▸ WRITTEN REQUEST: Work out how many lines have "this" in them. Give only that number.

start DATA PROVIDED

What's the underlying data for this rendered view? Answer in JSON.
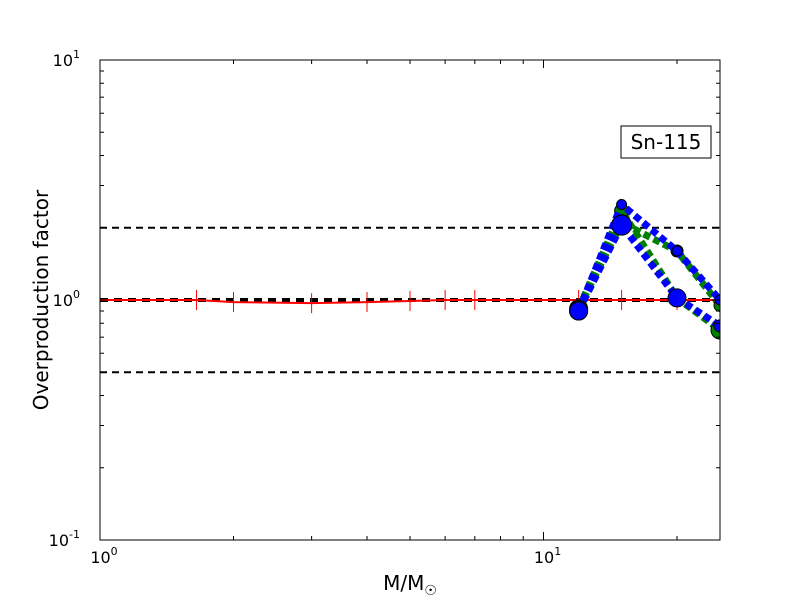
{
  "chart_data": {
    "type": "line",
    "xlabel": "M/M",
    "xlabel_symbol": "☉",
    "ylabel": "Overproduction factor",
    "x_scale": "log",
    "y_scale": "log",
    "xlim": [
      1,
      25
    ],
    "ylim": [
      0.1,
      10
    ],
    "x_ticks": [
      {
        "value": 1,
        "base": "10",
        "exp": "0"
      },
      {
        "value": 10,
        "base": "10",
        "exp": "1"
      }
    ],
    "y_ticks": [
      {
        "value": 0.1,
        "base": "10",
        "exp": "-1"
      },
      {
        "value": 1,
        "base": "10",
        "exp": "0"
      },
      {
        "value": 10,
        "base": "10",
        "exp": "1"
      }
    ],
    "annotation": "Sn-115",
    "reference_lines": [
      {
        "y": 2.0,
        "style": "dashed",
        "color": "#000000"
      },
      {
        "y": 1.0,
        "style": "dashed",
        "color": "#000000"
      },
      {
        "y": 0.5,
        "style": "dashed",
        "color": "#000000"
      }
    ],
    "series": [
      {
        "color": "#ff0000",
        "style": "solid",
        "marker": "vline",
        "x": [
          1,
          1.65,
          2,
          3,
          4,
          5,
          6,
          7,
          12,
          15,
          20,
          25
        ],
        "y": [
          1.0,
          1.0,
          0.98,
          0.97,
          0.98,
          0.99,
          1.0,
          1.0,
          1.0,
          1.0,
          1.0,
          1.0
        ]
      },
      {
        "color": "#008000",
        "style": "dotted",
        "marker": "circle",
        "points": [
          {
            "x": 12,
            "y": 0.92,
            "r": 9
          },
          {
            "x": 15,
            "y": 2.35,
            "r": 7
          },
          {
            "x": 20,
            "y": 1.02,
            "r": 7
          },
          {
            "x": 25,
            "y": 0.75,
            "r": 9
          }
        ]
      },
      {
        "color": "#008000",
        "style": "dotted",
        "marker": "circle",
        "points": [
          {
            "x": 12,
            "y": 0.92,
            "r": 8
          },
          {
            "x": 15,
            "y": 2.1,
            "r": 8
          },
          {
            "x": 20,
            "y": 1.6,
            "r": 6
          },
          {
            "x": 25,
            "y": 0.95,
            "r": 6
          }
        ]
      },
      {
        "color": "#0000ff",
        "style": "dotted",
        "marker": "circle",
        "points": [
          {
            "x": 12,
            "y": 0.9,
            "r": 9
          },
          {
            "x": 15,
            "y": 2.5,
            "r": 5
          },
          {
            "x": 20,
            "y": 1.6,
            "r": 5
          },
          {
            "x": 25,
            "y": 1.0,
            "r": 5
          }
        ]
      },
      {
        "color": "#0000ff",
        "style": "dotted",
        "marker": "circle",
        "points": [
          {
            "x": 12,
            "y": 0.9,
            "r": 9
          },
          {
            "x": 15,
            "y": 2.05,
            "r": 10
          },
          {
            "x": 20,
            "y": 1.02,
            "r": 9
          },
          {
            "x": 25,
            "y": 0.78,
            "r": 6
          }
        ]
      }
    ]
  }
}
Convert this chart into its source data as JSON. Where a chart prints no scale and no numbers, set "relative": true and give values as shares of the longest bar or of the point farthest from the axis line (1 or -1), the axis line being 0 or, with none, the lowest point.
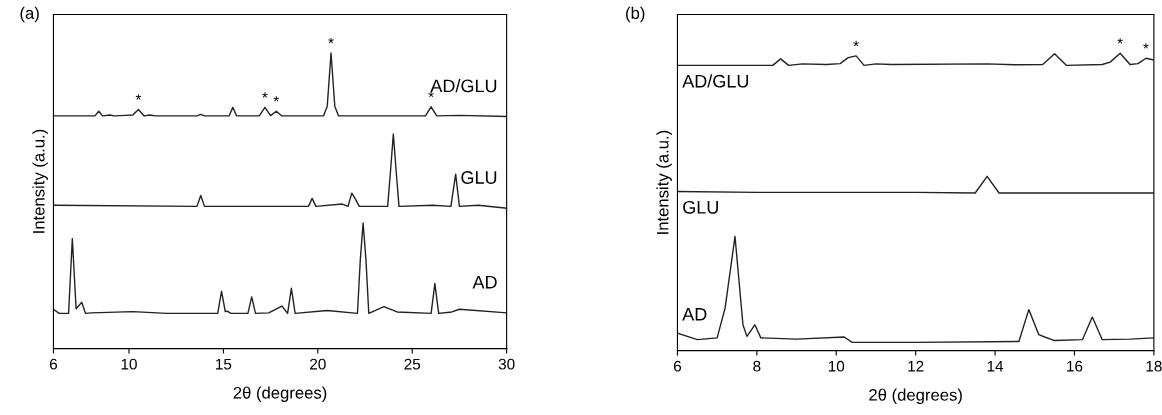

end DATA PROVIDED

▸ CORRECT RESPONSE: 2